Records about charts and figures
************
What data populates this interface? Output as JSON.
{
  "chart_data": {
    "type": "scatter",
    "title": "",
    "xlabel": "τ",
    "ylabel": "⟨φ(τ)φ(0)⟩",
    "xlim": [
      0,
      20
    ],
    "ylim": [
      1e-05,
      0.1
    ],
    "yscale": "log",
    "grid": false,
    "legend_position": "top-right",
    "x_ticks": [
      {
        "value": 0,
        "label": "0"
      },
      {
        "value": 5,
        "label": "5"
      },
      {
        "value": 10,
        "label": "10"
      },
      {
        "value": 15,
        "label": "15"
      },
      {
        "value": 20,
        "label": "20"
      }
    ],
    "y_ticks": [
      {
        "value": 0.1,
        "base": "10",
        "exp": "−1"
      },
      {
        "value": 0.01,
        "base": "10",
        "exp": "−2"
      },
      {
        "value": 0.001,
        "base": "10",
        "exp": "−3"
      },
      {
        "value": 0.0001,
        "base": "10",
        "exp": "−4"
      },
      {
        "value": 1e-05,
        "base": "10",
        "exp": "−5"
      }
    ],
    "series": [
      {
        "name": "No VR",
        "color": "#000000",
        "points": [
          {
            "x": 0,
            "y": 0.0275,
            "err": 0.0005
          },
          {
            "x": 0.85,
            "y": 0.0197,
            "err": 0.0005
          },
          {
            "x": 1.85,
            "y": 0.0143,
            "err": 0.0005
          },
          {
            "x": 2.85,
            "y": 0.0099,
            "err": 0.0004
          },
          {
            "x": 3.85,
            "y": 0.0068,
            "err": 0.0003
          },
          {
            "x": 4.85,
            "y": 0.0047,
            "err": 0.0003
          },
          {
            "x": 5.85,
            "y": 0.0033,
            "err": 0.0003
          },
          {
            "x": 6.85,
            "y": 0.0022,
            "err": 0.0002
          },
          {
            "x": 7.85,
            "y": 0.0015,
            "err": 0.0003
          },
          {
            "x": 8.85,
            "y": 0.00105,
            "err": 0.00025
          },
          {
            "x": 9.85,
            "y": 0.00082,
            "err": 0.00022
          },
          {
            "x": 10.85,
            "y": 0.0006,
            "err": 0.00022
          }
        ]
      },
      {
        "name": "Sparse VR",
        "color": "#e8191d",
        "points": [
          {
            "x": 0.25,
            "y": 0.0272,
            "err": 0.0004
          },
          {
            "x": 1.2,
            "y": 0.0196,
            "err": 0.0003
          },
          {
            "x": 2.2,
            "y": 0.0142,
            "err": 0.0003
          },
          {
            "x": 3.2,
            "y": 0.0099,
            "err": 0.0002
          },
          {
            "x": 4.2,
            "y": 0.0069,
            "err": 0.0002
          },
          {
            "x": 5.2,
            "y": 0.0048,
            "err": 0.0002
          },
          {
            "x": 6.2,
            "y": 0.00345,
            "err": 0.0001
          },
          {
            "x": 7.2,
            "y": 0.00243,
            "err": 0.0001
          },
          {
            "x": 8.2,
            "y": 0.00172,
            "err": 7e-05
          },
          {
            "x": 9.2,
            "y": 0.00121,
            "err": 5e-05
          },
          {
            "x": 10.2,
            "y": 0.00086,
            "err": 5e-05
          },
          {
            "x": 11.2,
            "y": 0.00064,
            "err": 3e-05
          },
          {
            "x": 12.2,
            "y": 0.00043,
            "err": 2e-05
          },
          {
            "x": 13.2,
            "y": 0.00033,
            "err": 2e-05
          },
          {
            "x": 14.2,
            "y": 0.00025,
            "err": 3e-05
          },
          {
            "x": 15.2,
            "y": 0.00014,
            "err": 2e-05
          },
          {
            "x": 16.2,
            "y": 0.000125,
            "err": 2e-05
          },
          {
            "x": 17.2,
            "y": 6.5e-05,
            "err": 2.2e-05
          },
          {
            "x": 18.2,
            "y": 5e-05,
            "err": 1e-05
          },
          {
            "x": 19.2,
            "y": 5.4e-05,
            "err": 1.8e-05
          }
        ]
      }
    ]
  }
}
************
**To be done**
Transcribe all of the lines in the records precisely.

**Task answer**
What data populates this interface? Output as JSON.
{
  "chart_data": {
    "type": "scatter",
    "title": "",
    "xlabel": "τ",
    "ylabel": "⟨φ(τ)φ(0)⟩",
    "xlim": [
      0,
      20
    ],
    "ylim": [
      1e-05,
      0.1
    ],
    "yscale": "log",
    "grid": false,
    "legend_position": "top-right",
    "x_ticks": [
      {
        "value": 0,
        "label": "0"
      },
      {
        "value": 5,
        "label": "5"
      },
      {
        "value": 10,
        "label": "10"
      },
      {
        "value": 15,
        "label": "15"
      },
      {
        "value": 20,
        "label": "20"
      }
    ],
    "y_ticks": [
      {
        "value": 0.1,
        "base": "10",
        "exp": "−1"
      },
      {
        "value": 0.01,
        "base": "10",
        "exp": "−2"
      },
      {
        "value": 0.001,
        "base": "10",
        "exp": "−3"
      },
      {
        "value": 0.0001,
        "base": "10",
        "exp": "−4"
      },
      {
        "value": 1e-05,
        "base": "10",
        "exp": "−5"
      }
    ],
    "series": [
      {
        "name": "No VR",
        "color": "#000000",
        "points": [
          {
            "x": 0,
            "y": 0.0275,
            "err": 0.0005
          },
          {
            "x": 0.85,
            "y": 0.0197,
            "err": 0.0005
          },
          {
            "x": 1.85,
            "y": 0.0143,
            "err": 0.0005
          },
          {
            "x": 2.85,
            "y": 0.0099,
            "err": 0.0004
          },
          {
            "x": 3.85,
            "y": 0.0068,
            "err": 0.0003
          },
          {
            "x": 4.85,
            "y": 0.0047,
            "err": 0.0003
          },
          {
            "x": 5.85,
            "y": 0.0033,
            "err": 0.0003
          },
          {
            "x": 6.85,
            "y": 0.0022,
            "err": 0.0002
          },
          {
            "x": 7.85,
            "y": 0.0015,
            "err": 0.0003
          },
          {
            "x": 8.85,
            "y": 0.00105,
            "err": 0.00025
          },
          {
            "x": 9.85,
            "y": 0.00082,
            "err": 0.00022
          },
          {
            "x": 10.85,
            "y": 0.0006,
            "err": 0.00022
          }
        ]
      },
      {
        "name": "Sparse VR",
        "color": "#e8191d",
        "points": [
          {
            "x": 0.25,
            "y": 0.0272,
            "err": 0.0004
          },
          {
            "x": 1.2,
            "y": 0.0196,
            "err": 0.0003
          },
          {
            "x": 2.2,
            "y": 0.0142,
            "err": 0.0003
          },
          {
            "x": 3.2,
            "y": 0.0099,
            "err": 0.0002
          },
          {
            "x": 4.2,
            "y": 0.0069,
            "err": 0.0002
          },
          {
            "x": 5.2,
            "y": 0.0048,
            "err": 0.0002
          },
          {
            "x": 6.2,
            "y": 0.00345,
            "err": 0.0001
          },
          {
            "x": 7.2,
            "y": 0.00243,
            "err": 0.0001
          },
          {
            "x": 8.2,
            "y": 0.00172,
            "err": 7e-05
          },
          {
            "x": 9.2,
            "y": 0.00121,
            "err": 5e-05
          },
          {
            "x": 10.2,
            "y": 0.00086,
            "err": 5e-05
          },
          {
            "x": 11.2,
            "y": 0.00064,
            "err": 3e-05
          },
          {
            "x": 12.2,
            "y": 0.00043,
            "err": 2e-05
          },
          {
            "x": 13.2,
            "y": 0.00033,
            "err": 2e-05
          },
          {
            "x": 14.2,
            "y": 0.00025,
            "err": 3e-05
          },
          {
            "x": 15.2,
            "y": 0.00014,
            "err": 2e-05
          },
          {
            "x": 16.2,
            "y": 0.000125,
            "err": 2e-05
          },
          {
            "x": 17.2,
            "y": 6.5e-05,
            "err": 2.2e-05
          },
          {
            "x": 18.2,
            "y": 5e-05,
            "err": 1e-05
          },
          {
            "x": 19.2,
            "y": 5.4e-05,
            "err": 1.8e-05
          }
        ]
      }
    ]
  }
}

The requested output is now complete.